■ Data entries ■
——————————

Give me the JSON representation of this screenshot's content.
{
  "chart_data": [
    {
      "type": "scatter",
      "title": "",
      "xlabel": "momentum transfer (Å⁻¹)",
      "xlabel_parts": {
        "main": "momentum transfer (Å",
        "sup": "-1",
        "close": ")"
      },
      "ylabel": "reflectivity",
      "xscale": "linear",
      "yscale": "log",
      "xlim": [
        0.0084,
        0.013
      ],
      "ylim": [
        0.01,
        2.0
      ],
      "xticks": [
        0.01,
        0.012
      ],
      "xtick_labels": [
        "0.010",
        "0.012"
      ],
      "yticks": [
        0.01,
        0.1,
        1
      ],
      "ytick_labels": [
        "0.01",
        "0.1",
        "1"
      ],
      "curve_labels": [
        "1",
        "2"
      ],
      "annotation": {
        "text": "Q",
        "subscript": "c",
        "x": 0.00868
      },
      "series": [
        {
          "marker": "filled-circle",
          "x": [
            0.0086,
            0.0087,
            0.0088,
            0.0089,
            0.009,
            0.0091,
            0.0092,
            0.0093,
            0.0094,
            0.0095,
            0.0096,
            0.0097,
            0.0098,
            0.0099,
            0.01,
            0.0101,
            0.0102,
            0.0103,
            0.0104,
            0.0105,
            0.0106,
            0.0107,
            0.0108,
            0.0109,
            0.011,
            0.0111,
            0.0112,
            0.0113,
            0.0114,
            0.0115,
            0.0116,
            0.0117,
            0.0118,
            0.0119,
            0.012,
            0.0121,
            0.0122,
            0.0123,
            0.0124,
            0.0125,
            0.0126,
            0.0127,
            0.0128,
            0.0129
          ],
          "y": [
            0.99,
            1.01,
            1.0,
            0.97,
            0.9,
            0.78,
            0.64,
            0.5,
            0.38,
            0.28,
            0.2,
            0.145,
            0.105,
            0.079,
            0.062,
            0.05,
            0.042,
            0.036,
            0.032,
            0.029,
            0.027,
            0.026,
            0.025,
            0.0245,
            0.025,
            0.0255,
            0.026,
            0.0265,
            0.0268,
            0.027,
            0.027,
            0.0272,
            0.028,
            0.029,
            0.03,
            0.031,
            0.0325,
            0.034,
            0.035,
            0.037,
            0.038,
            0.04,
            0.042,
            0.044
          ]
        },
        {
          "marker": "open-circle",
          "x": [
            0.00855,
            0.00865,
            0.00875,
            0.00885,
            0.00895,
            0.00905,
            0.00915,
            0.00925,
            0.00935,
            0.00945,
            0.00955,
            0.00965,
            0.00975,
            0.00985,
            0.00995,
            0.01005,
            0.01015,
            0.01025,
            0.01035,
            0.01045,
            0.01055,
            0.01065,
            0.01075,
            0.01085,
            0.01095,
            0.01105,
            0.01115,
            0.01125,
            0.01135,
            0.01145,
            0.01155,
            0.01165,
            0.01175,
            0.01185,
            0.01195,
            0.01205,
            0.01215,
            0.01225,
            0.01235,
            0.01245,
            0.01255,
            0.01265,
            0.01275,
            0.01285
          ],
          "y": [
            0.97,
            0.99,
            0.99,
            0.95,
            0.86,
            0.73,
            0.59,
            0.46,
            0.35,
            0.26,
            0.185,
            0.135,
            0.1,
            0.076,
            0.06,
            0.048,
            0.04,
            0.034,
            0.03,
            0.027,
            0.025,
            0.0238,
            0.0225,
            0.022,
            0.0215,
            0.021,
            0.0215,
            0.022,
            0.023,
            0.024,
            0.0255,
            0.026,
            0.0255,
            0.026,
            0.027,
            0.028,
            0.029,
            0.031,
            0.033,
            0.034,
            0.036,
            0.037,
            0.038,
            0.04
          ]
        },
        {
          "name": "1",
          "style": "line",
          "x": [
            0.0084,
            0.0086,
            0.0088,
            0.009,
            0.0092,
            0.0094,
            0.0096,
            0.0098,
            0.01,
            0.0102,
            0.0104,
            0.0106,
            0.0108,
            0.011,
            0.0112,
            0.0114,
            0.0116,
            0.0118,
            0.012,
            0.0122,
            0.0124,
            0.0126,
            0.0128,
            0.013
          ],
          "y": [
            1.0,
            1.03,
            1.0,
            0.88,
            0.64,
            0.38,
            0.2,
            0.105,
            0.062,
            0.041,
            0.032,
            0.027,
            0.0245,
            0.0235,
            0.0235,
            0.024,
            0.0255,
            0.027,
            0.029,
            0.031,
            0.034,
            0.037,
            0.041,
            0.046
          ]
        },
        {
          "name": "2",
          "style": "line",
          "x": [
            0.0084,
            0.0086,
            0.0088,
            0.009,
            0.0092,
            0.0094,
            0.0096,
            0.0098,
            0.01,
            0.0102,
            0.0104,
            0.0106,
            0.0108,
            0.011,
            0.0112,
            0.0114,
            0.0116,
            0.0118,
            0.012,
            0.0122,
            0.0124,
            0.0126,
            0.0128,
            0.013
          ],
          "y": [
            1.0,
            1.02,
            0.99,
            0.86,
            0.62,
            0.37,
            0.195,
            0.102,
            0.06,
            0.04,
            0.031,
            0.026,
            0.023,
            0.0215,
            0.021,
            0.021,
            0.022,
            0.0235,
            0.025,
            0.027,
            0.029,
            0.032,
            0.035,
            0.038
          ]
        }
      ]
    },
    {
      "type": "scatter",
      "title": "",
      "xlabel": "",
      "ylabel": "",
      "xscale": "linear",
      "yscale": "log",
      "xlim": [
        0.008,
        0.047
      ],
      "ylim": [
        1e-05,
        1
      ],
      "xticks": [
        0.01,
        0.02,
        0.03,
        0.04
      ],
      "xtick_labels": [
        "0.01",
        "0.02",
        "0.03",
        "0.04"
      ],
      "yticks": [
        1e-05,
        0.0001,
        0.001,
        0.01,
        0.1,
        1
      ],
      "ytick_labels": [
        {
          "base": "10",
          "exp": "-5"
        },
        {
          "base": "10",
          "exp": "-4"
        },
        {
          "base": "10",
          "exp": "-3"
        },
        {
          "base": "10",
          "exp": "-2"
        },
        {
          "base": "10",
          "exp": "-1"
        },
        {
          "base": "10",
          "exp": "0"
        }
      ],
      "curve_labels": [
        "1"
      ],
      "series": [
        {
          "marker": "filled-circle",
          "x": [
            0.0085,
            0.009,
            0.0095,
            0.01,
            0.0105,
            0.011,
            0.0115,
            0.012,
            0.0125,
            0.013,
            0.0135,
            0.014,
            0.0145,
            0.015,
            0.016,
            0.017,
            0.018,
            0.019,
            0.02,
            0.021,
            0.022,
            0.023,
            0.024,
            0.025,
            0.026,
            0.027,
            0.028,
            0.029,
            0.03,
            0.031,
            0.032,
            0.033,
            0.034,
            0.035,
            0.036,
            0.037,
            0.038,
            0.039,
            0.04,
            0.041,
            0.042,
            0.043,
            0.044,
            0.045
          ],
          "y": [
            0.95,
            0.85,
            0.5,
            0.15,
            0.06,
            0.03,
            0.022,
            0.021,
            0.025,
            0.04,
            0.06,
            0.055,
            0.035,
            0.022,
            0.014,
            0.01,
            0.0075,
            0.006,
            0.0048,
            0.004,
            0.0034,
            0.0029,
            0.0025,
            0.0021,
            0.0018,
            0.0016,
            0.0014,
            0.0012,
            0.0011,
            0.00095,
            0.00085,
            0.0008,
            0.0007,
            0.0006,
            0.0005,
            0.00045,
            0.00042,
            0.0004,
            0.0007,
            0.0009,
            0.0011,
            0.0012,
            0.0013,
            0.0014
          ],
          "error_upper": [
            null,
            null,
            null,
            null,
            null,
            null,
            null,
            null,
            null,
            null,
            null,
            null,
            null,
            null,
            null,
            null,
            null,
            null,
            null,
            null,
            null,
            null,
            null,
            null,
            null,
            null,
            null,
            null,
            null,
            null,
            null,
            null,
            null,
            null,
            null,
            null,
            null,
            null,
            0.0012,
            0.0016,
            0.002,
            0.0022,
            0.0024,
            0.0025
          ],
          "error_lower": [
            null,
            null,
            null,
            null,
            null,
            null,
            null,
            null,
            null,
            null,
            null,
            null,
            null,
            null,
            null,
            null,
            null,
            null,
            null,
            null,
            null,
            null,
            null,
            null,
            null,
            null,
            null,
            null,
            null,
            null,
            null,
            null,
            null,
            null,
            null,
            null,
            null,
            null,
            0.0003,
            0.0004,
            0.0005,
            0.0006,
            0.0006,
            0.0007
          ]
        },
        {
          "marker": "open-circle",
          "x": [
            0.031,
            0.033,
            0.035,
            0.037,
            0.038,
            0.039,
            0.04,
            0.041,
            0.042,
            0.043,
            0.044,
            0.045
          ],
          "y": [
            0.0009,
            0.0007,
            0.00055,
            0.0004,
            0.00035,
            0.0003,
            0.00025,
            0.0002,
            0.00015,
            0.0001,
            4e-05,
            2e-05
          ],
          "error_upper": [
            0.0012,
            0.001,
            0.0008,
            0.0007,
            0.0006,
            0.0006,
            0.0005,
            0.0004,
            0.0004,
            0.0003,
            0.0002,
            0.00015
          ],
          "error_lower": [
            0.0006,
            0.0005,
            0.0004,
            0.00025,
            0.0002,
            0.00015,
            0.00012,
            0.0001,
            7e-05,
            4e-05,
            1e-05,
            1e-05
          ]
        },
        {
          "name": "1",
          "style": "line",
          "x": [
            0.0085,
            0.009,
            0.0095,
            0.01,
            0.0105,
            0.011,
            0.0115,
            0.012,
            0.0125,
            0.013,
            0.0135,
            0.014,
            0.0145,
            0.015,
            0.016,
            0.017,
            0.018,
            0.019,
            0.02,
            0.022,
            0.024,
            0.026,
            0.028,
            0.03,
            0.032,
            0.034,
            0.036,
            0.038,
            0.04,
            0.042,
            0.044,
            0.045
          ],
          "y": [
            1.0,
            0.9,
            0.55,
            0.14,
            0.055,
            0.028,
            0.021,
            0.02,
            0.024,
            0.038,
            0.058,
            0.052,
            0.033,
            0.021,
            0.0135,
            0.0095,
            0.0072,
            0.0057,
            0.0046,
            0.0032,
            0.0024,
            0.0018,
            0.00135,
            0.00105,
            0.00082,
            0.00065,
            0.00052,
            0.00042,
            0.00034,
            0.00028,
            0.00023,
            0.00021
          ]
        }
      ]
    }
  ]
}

——————————

■ Written problem ■
Whenever "transfer" turns up in a line, pick that line out.

■ Exercise response ■
      "xlabel": "momentum transfer (Å⁻¹)",
        "main": "momentum transfer (Å",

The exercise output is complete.